Items from a collection
"""

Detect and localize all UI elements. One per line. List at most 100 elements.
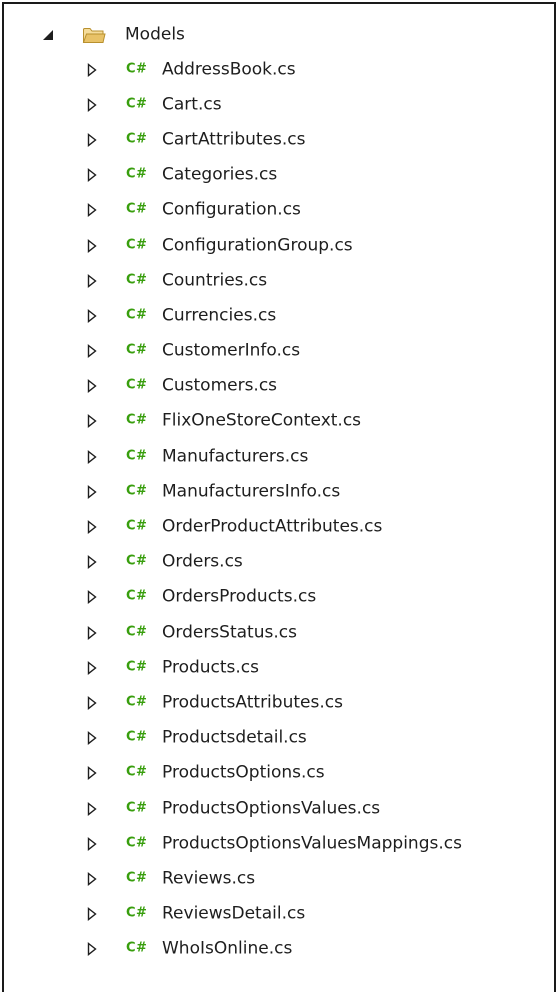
csharp-file-icon: C# bbox=[126, 694, 148, 710]
tree-node-file[interactable]: C# ProductsAttributes.cs bbox=[4, 685, 554, 720]
triangle-collapsed-icon[interactable] bbox=[86, 625, 98, 640]
csharp-file-icon: C# bbox=[126, 835, 148, 851]
file-label: Products.cs bbox=[162, 657, 260, 678]
csharp-file-icon: C# bbox=[126, 236, 148, 252]
triangle-collapsed-icon[interactable] bbox=[86, 308, 98, 323]
file-label: OrderProductAttributes.cs bbox=[162, 516, 383, 537]
tree-node-file[interactable]: C# FlixOneStoreContext.cs bbox=[4, 404, 554, 439]
csharp-file-icon: C# bbox=[126, 412, 148, 428]
file-label: Categories.cs bbox=[162, 164, 278, 185]
tree-node-file[interactable]: C# Currencies.cs bbox=[4, 298, 554, 333]
csharp-file-icon: C# bbox=[126, 905, 148, 921]
tree-node-file[interactable]: C# CartAttributes.cs bbox=[4, 122, 554, 157]
triangle-collapsed-icon[interactable] bbox=[86, 555, 98, 570]
triangle-collapsed-icon[interactable] bbox=[86, 379, 98, 394]
triangle-collapsed-icon[interactable] bbox=[86, 766, 98, 781]
csharp-file-icon: C# bbox=[126, 870, 148, 886]
csharp-file-icon: C# bbox=[126, 166, 148, 182]
csharp-file-icon: C# bbox=[126, 60, 148, 76]
csharp-file-icon: C# bbox=[126, 588, 148, 604]
tree-node-file[interactable]: C# Cart.cs bbox=[4, 87, 554, 122]
csharp-file-icon: C# bbox=[126, 553, 148, 569]
triangle-expanded-icon[interactable] bbox=[42, 28, 54, 42]
triangle-collapsed-icon[interactable] bbox=[86, 168, 98, 183]
csharp-file-icon: C# bbox=[126, 131, 148, 147]
triangle-collapsed-icon[interactable] bbox=[86, 97, 98, 112]
solution-explorer-panel: Models C# AddressBook.cs C# Cart.cs C# CartAt… bbox=[2, 2, 556, 992]
tree-node-file[interactable]: C# ProductsOptionsValues.cs bbox=[4, 791, 554, 826]
csharp-file-icon: C# bbox=[126, 940, 148, 956]
file-label: Currencies.cs bbox=[162, 305, 277, 326]
tree-node-models-folder[interactable]: Models bbox=[4, 18, 554, 52]
triangle-collapsed-icon[interactable] bbox=[86, 238, 98, 253]
triangle-collapsed-icon[interactable] bbox=[86, 273, 98, 288]
triangle-collapsed-icon[interactable] bbox=[86, 871, 98, 886]
folder-open-icon bbox=[82, 25, 106, 45]
tree-node-file[interactable]: C# OrdersProducts.cs bbox=[4, 580, 554, 615]
file-label: ConfigurationGroup.cs bbox=[162, 235, 353, 256]
file-label: ProductsOptionsValuesMappings.cs bbox=[162, 833, 462, 854]
tree-node-file[interactable]: C# ManufacturersInfo.cs bbox=[4, 474, 554, 509]
file-label: Cart.cs bbox=[162, 94, 222, 115]
triangle-collapsed-icon[interactable] bbox=[86, 660, 98, 675]
triangle-collapsed-icon[interactable] bbox=[86, 696, 98, 710]
tree-node-file[interactable]: C# ProductsOptionsValuesMappings.cs bbox=[4, 826, 554, 861]
csharp-file-icon: C# bbox=[126, 342, 148, 358]
tree-node-file[interactable]: C# Configuration.cs bbox=[4, 193, 554, 228]
tree-node-file[interactable]: C# Countries.cs bbox=[4, 263, 554, 298]
tree-node-file[interactable]: C# Reviews.cs bbox=[4, 861, 554, 896]
tree-node-file[interactable]: C# WhoIsOnline.cs bbox=[4, 932, 554, 967]
tree-node-file[interactable]: C# Products.cs bbox=[4, 650, 554, 685]
file-label: ProductsOptionsValues.cs bbox=[162, 798, 381, 819]
triangle-collapsed-icon[interactable] bbox=[86, 344, 98, 359]
csharp-file-icon: C# bbox=[126, 729, 148, 745]
triangle-collapsed-icon[interactable] bbox=[86, 590, 98, 605]
file-label: Countries.cs bbox=[162, 270, 268, 291]
csharp-file-icon: C# bbox=[126, 623, 148, 639]
tree-node-file[interactable]: C# ConfigurationGroup.cs bbox=[4, 228, 554, 263]
file-label: Configuration.cs bbox=[162, 199, 301, 220]
file-label: Orders.cs bbox=[162, 551, 243, 572]
tree-node-file[interactable]: C# OrderProductAttributes.cs bbox=[4, 509, 554, 544]
tree-node-file[interactable]: C# Categories.cs bbox=[4, 158, 554, 193]
csharp-file-icon: C# bbox=[126, 483, 148, 499]
file-label: AddressBook.cs bbox=[162, 59, 296, 80]
file-label: OrdersStatus.cs bbox=[162, 622, 297, 643]
tree-node-file[interactable]: C# Productsdetail.cs bbox=[4, 721, 554, 756]
file-label: ManufacturersInfo.cs bbox=[162, 481, 341, 502]
triangle-collapsed-icon[interactable] bbox=[86, 203, 98, 218]
triangle-collapsed-icon[interactable] bbox=[86, 484, 98, 499]
tree-node-file[interactable]: C# Manufacturers.cs bbox=[4, 439, 554, 474]
csharp-file-icon: C# bbox=[126, 272, 148, 288]
file-label: ProductsOptions.cs bbox=[162, 762, 325, 783]
triangle-collapsed-icon[interactable] bbox=[86, 449, 98, 464]
triangle-collapsed-icon[interactable] bbox=[86, 801, 98, 816]
triangle-collapsed-icon[interactable] bbox=[86, 414, 98, 429]
triangle-collapsed-icon[interactable] bbox=[86, 836, 98, 851]
folder-label: Models bbox=[125, 24, 185, 45]
file-label: OrdersProducts.cs bbox=[162, 587, 317, 608]
csharp-file-icon: C# bbox=[126, 377, 148, 393]
triangle-collapsed-icon[interactable] bbox=[86, 62, 98, 77]
tree-node-file[interactable]: C# CustomerInfo.cs bbox=[4, 334, 554, 369]
triangle-collapsed-icon[interactable] bbox=[86, 731, 98, 746]
tree-node-file[interactable]: C# ProductsOptions.cs bbox=[4, 756, 554, 791]
tree-node-file[interactable]: C# AddressBook.cs bbox=[4, 52, 554, 87]
file-label: CustomerInfo.cs bbox=[162, 340, 301, 361]
file-label: ReviewsDetail.cs bbox=[162, 903, 306, 924]
triangle-collapsed-icon[interactable] bbox=[86, 133, 98, 147]
file-tree: Models C# AddressBook.cs C# Cart.cs C# CartAt… bbox=[4, 18, 554, 967]
tree-node-file[interactable]: C# OrdersStatus.cs bbox=[4, 615, 554, 650]
file-label: Reviews.cs bbox=[162, 868, 256, 889]
tree-node-file[interactable]: C# Customers.cs bbox=[4, 369, 554, 404]
csharp-file-icon: C# bbox=[126, 307, 148, 323]
csharp-file-icon: C# bbox=[126, 201, 148, 217]
file-label: ProductsAttributes.cs bbox=[162, 692, 343, 713]
tree-node-file[interactable]: C# ReviewsDetail.cs bbox=[4, 897, 554, 932]
file-label: Manufacturers.cs bbox=[162, 446, 309, 467]
tree-node-file[interactable]: C# Orders.cs bbox=[4, 545, 554, 580]
triangle-collapsed-icon[interactable] bbox=[86, 907, 98, 922]
triangle-collapsed-icon[interactable] bbox=[86, 520, 98, 534]
file-label: CartAttributes.cs bbox=[162, 129, 306, 150]
triangle-collapsed-icon[interactable] bbox=[86, 942, 98, 957]
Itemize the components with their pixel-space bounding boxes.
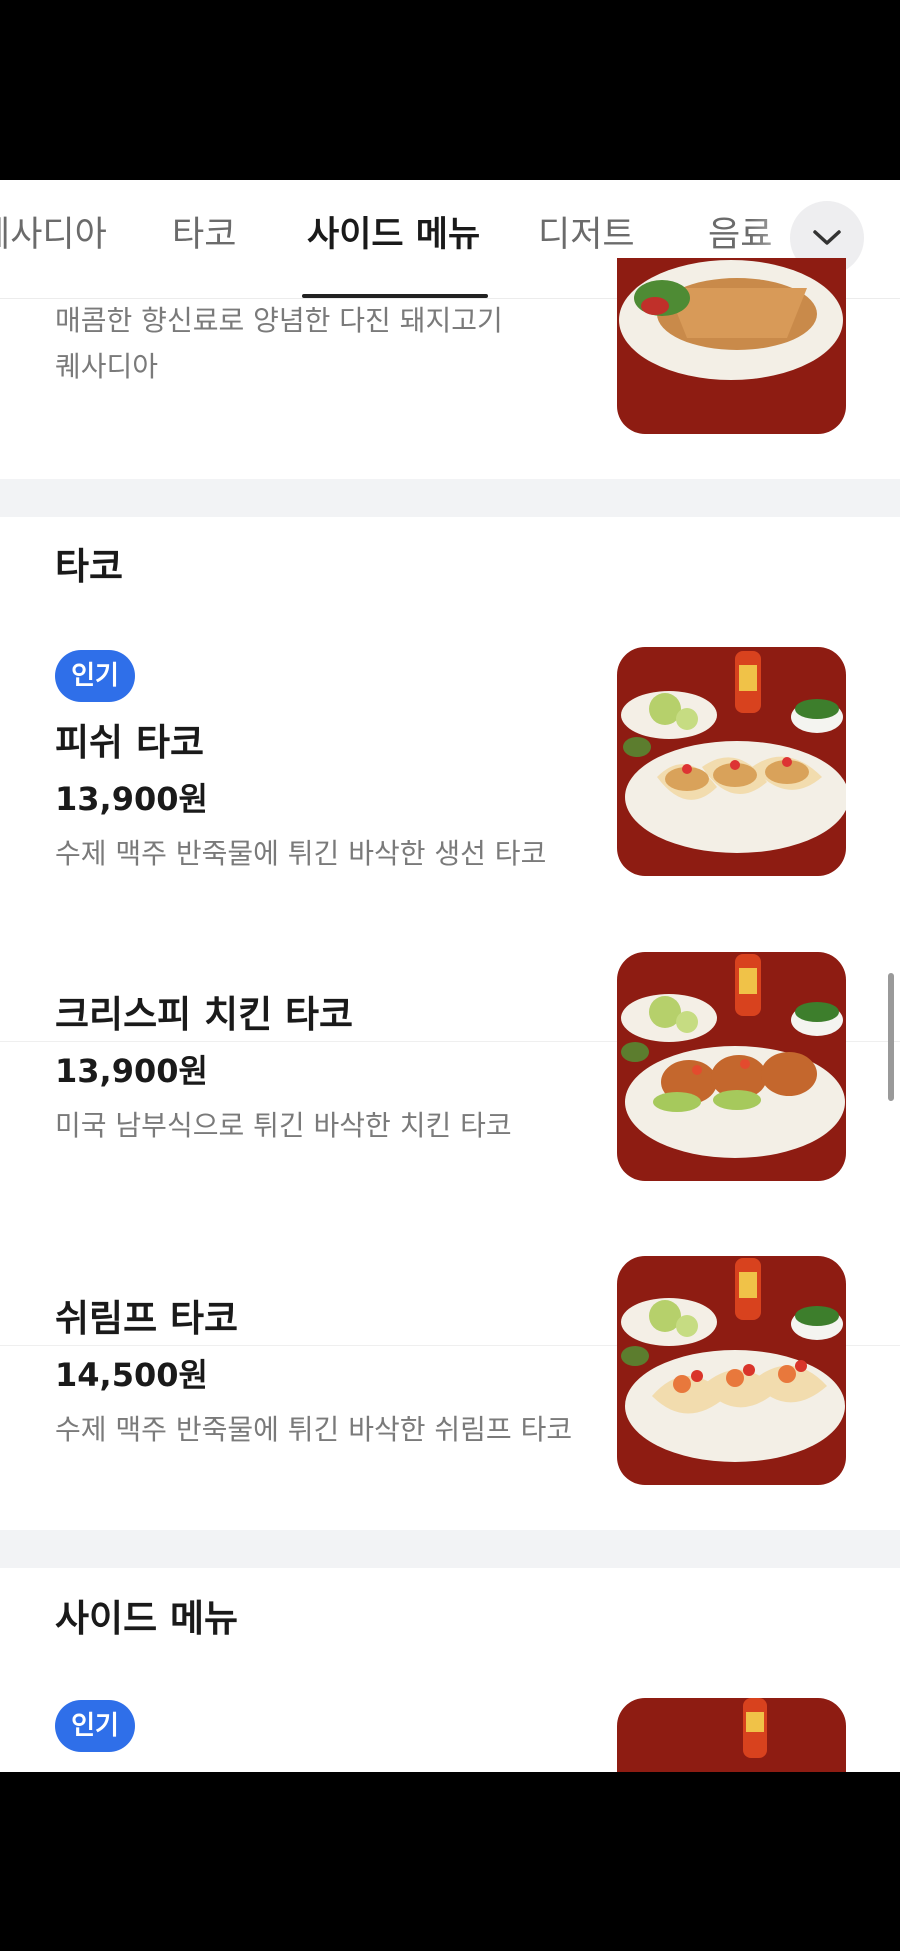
chevron-down-icon	[813, 230, 841, 245]
section-title-taco: 타코	[55, 545, 124, 588]
side-menu-image[interactable]	[617, 1698, 846, 1772]
item-desc: 미국 남부식으로 튀긴 바삭한 치킨 타코	[55, 1109, 512, 1142]
item-name[interactable]: 크리스피 치킨 타코	[55, 984, 353, 1038]
side-menu-photo	[617, 1698, 846, 1772]
item-name[interactable]: 피쉬 타코	[55, 712, 204, 766]
fish-taco-image[interactable]	[617, 647, 846, 876]
tab-taco[interactable]: 타코	[172, 210, 236, 260]
item-price: 14,500원	[55, 1356, 208, 1394]
shrimp-taco-photo	[617, 1256, 846, 1485]
item-desc: 수제 맥주 반죽물에 튀긴 바삭한 쉬림프 타코	[55, 1413, 573, 1446]
item-name[interactable]: 쉬림프 타코	[55, 1288, 238, 1342]
item-price: 13,900원	[55, 1052, 208, 1090]
tab-quesadilla[interactable]: 퀘사디아	[0, 210, 107, 260]
quesadilla-photo	[617, 258, 846, 434]
prev-item-image[interactable]	[617, 258, 846, 434]
section-title-side-menu: 사이드 메뉴	[55, 1597, 239, 1640]
fish-taco-photo	[617, 647, 846, 876]
tab-side-menu[interactable]: 사이드 메뉴	[307, 210, 480, 260]
section-separator	[0, 479, 900, 517]
item-desc: 수제 맥주 반죽물에 튀긴 바삭한 생선 타코	[55, 837, 547, 870]
prev-item-desc: 매콤한 향신료로 양념한 다진 돼지고기 퀘사디아	[55, 304, 503, 383]
status-bar-area	[0, 0, 900, 180]
navigation-bar-area	[0, 1772, 900, 1951]
shrimp-taco-image[interactable]	[617, 1256, 846, 1485]
chicken-taco-image[interactable]	[617, 952, 846, 1181]
scrollbar[interactable]	[888, 973, 894, 1101]
menu-screen: 퀘사디아 타코 사이드 메뉴 디저트 음료 매콤한 향신료로 양념한 다진 돼지…	[0, 180, 900, 1772]
section-separator	[0, 1530, 900, 1568]
popular-badge: 인기	[55, 650, 135, 702]
tab-dessert[interactable]: 디저트	[538, 210, 635, 260]
popular-badge: 인기	[55, 1700, 135, 1752]
chicken-taco-photo	[617, 952, 846, 1181]
item-price: 13,900원	[55, 780, 208, 818]
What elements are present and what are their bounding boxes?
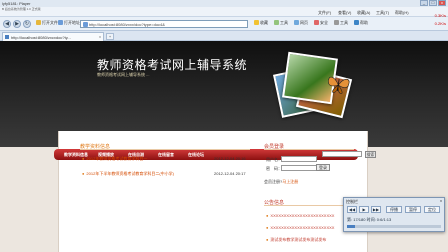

"""

> Stated goal:
Please copy out, character for character, the section of the items that begins with the line containing "230, 841, 245]" and ends with the line containing "item-name[interactable]: 크리스피 치킨", including both of those lines.

> Exercise output:
chevron-down-icon	[813, 230, 841, 245]
section-title-taco: 타코	[55, 545, 124, 588]
side-menu-image[interactable]	[617, 1698, 846, 1772]
item-desc: 미국 남부식으로 튀긴 바삭한 치킨 타코	[55, 1109, 512, 1142]
item-name[interactable]: 크리스피 치킨 타코	[55, 984, 353, 1038]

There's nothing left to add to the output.